* _Aim_
From the listing below, pull out the lines that hold "this".

..............................

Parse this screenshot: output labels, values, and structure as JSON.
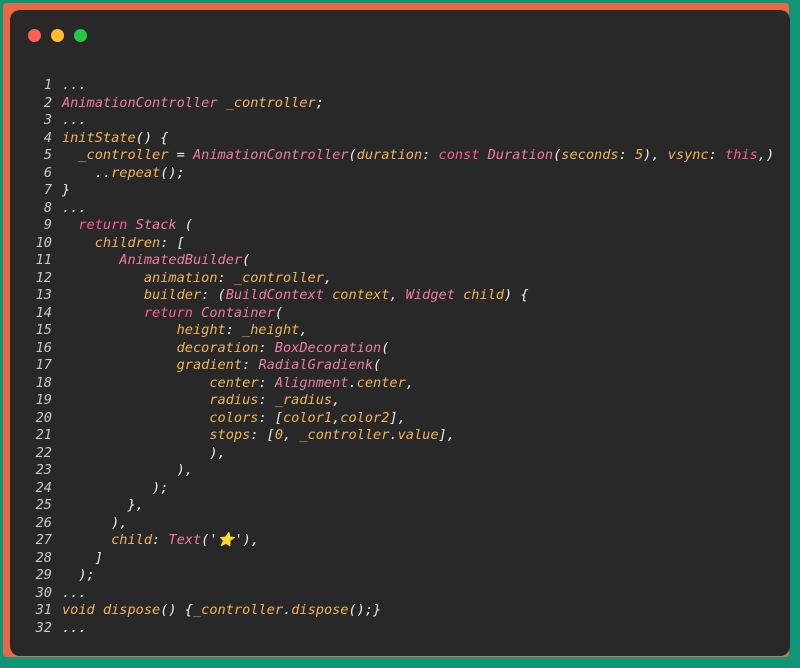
{
  "window": {
    "controls": [
      {
        "name": "close-dot",
        "color": "#ff5f56"
      },
      {
        "name": "minimize-dot",
        "color": "#ffbd2e"
      },
      {
        "name": "maximize-dot",
        "color": "#27c93f"
      }
    ]
  },
  "code": {
    "lines": [
      {
        "num": "1",
        "tokens": [
          [
            "p",
            "..."
          ]
        ]
      },
      {
        "num": "2",
        "tokens": [
          [
            "t",
            "AnimationController"
          ],
          [
            "p",
            " "
          ],
          [
            "n",
            "_controller"
          ],
          [
            "p",
            ";"
          ]
        ]
      },
      {
        "num": "3",
        "tokens": [
          [
            "p",
            "..."
          ]
        ]
      },
      {
        "num": "4",
        "tokens": [
          [
            "n",
            "initState"
          ],
          [
            "p",
            "() {"
          ]
        ]
      },
      {
        "num": "5",
        "tokens": [
          [
            "n",
            "  _controller"
          ],
          [
            "p",
            " = "
          ],
          [
            "t",
            "AnimationController"
          ],
          [
            "p",
            "("
          ],
          [
            "n",
            "duration"
          ],
          [
            "p",
            ": "
          ],
          [
            "k",
            "const"
          ],
          [
            "p",
            " "
          ],
          [
            "t",
            "Duration"
          ],
          [
            "p",
            "("
          ],
          [
            "n",
            "seconds"
          ],
          [
            "p",
            ": "
          ],
          [
            "n",
            "5"
          ],
          [
            "p",
            "), "
          ],
          [
            "n",
            "vsync"
          ],
          [
            "p",
            ": "
          ],
          [
            "k",
            "this"
          ],
          [
            "p",
            ",)"
          ]
        ]
      },
      {
        "num": "6",
        "tokens": [
          [
            "p",
            "    .."
          ],
          [
            "n",
            "repeat"
          ],
          [
            "p",
            "();"
          ]
        ]
      },
      {
        "num": "7",
        "tokens": [
          [
            "p",
            "}"
          ]
        ]
      },
      {
        "num": "8",
        "tokens": [
          [
            "p",
            "..."
          ]
        ]
      },
      {
        "num": "9",
        "tokens": [
          [
            "p",
            "  "
          ],
          [
            "k",
            "return"
          ],
          [
            "p",
            " "
          ],
          [
            "t",
            "Stack"
          ],
          [
            "p",
            " ("
          ]
        ]
      },
      {
        "num": "10",
        "tokens": [
          [
            "p",
            "    "
          ],
          [
            "n",
            "children"
          ],
          [
            "p",
            ": ["
          ]
        ]
      },
      {
        "num": "11",
        "tokens": [
          [
            "p",
            "       "
          ],
          [
            "t",
            "AnimatedBuilder"
          ],
          [
            "p",
            "("
          ]
        ]
      },
      {
        "num": "12",
        "tokens": [
          [
            "p",
            "          "
          ],
          [
            "n",
            "animation"
          ],
          [
            "p",
            ": "
          ],
          [
            "n",
            "_controller"
          ],
          [
            "p",
            ","
          ]
        ]
      },
      {
        "num": "13",
        "tokens": [
          [
            "p",
            "          "
          ],
          [
            "n",
            "builder"
          ],
          [
            "p",
            ": ("
          ],
          [
            "t",
            "BuildContext"
          ],
          [
            "p",
            " "
          ],
          [
            "n",
            "context"
          ],
          [
            "p",
            ", "
          ],
          [
            "t",
            "Widget"
          ],
          [
            "p",
            " "
          ],
          [
            "n",
            "child"
          ],
          [
            "p",
            ") {"
          ]
        ]
      },
      {
        "num": "14",
        "tokens": [
          [
            "p",
            "          "
          ],
          [
            "k",
            "return"
          ],
          [
            "p",
            " "
          ],
          [
            "t",
            "Container"
          ],
          [
            "p",
            "("
          ]
        ]
      },
      {
        "num": "15",
        "tokens": [
          [
            "p",
            "              "
          ],
          [
            "n",
            "height"
          ],
          [
            "p",
            ": "
          ],
          [
            "n",
            "_height"
          ],
          [
            "p",
            ","
          ]
        ]
      },
      {
        "num": "16",
        "tokens": [
          [
            "p",
            "              "
          ],
          [
            "n",
            "decoration"
          ],
          [
            "p",
            ": "
          ],
          [
            "t",
            "BoxDecoration"
          ],
          [
            "p",
            "("
          ]
        ]
      },
      {
        "num": "17",
        "tokens": [
          [
            "p",
            "              "
          ],
          [
            "n",
            "gradient"
          ],
          [
            "p",
            ": "
          ],
          [
            "t",
            "RadialGradienk"
          ],
          [
            "p",
            "("
          ]
        ]
      },
      {
        "num": "18",
        "tokens": [
          [
            "p",
            "                  "
          ],
          [
            "n",
            "center"
          ],
          [
            "p",
            ": "
          ],
          [
            "t",
            "Alignment"
          ],
          [
            "p",
            "."
          ],
          [
            "n",
            "center"
          ],
          [
            "p",
            ","
          ]
        ]
      },
      {
        "num": "19",
        "tokens": [
          [
            "p",
            "                  "
          ],
          [
            "n",
            "radius"
          ],
          [
            "p",
            ": "
          ],
          [
            "n",
            "_radius"
          ],
          [
            "p",
            ","
          ]
        ]
      },
      {
        "num": "20",
        "tokens": [
          [
            "p",
            "                  "
          ],
          [
            "n",
            "colors"
          ],
          [
            "p",
            ": ["
          ],
          [
            "n",
            "color1"
          ],
          [
            "p",
            ","
          ],
          [
            "n",
            "color2"
          ],
          [
            "p",
            "],"
          ]
        ]
      },
      {
        "num": "21",
        "tokens": [
          [
            "p",
            "                  "
          ],
          [
            "n",
            "stops"
          ],
          [
            "p",
            ": ["
          ],
          [
            "n",
            "0"
          ],
          [
            "p",
            ", "
          ],
          [
            "n",
            "_controller"
          ],
          [
            "p",
            "."
          ],
          [
            "n",
            "value"
          ],
          [
            "p",
            "],"
          ]
        ]
      },
      {
        "num": "22",
        "tokens": [
          [
            "p",
            "                  ),"
          ]
        ]
      },
      {
        "num": "23",
        "tokens": [
          [
            "p",
            "              ),"
          ]
        ]
      },
      {
        "num": "24",
        "tokens": [
          [
            "p",
            "           );"
          ]
        ]
      },
      {
        "num": "25",
        "tokens": [
          [
            "p",
            "        },"
          ]
        ]
      },
      {
        "num": "26",
        "tokens": [
          [
            "p",
            "      ),"
          ]
        ]
      },
      {
        "num": "27",
        "tokens": [
          [
            "p",
            "      "
          ],
          [
            "n",
            "child"
          ],
          [
            "p",
            ": "
          ],
          [
            "t",
            "Text"
          ],
          [
            "p",
            "('"
          ],
          [
            "n",
            "⭐"
          ],
          [
            "p",
            "'),"
          ]
        ]
      },
      {
        "num": "28",
        "tokens": [
          [
            "p",
            "    ]"
          ]
        ]
      },
      {
        "num": "29",
        "tokens": [
          [
            "p",
            "  );"
          ]
        ]
      },
      {
        "num": "30",
        "tokens": [
          [
            "p",
            "..."
          ]
        ]
      },
      {
        "num": "31",
        "tokens": [
          [
            "n",
            "void"
          ],
          [
            "p",
            " "
          ],
          [
            "n",
            "dispose"
          ],
          [
            "p",
            "() {"
          ],
          [
            "n",
            "_controller"
          ],
          [
            "p",
            "."
          ],
          [
            "n",
            "dispose"
          ],
          [
            "p",
            "();}"
          ]
        ]
      },
      {
        "num": "32",
        "tokens": [
          [
            "p",
            "..."
          ]
        ]
      }
    ]
  }
}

..............................

* _Output_
Parse this screenshot: output labels, values, and structure as JSON.
            "this"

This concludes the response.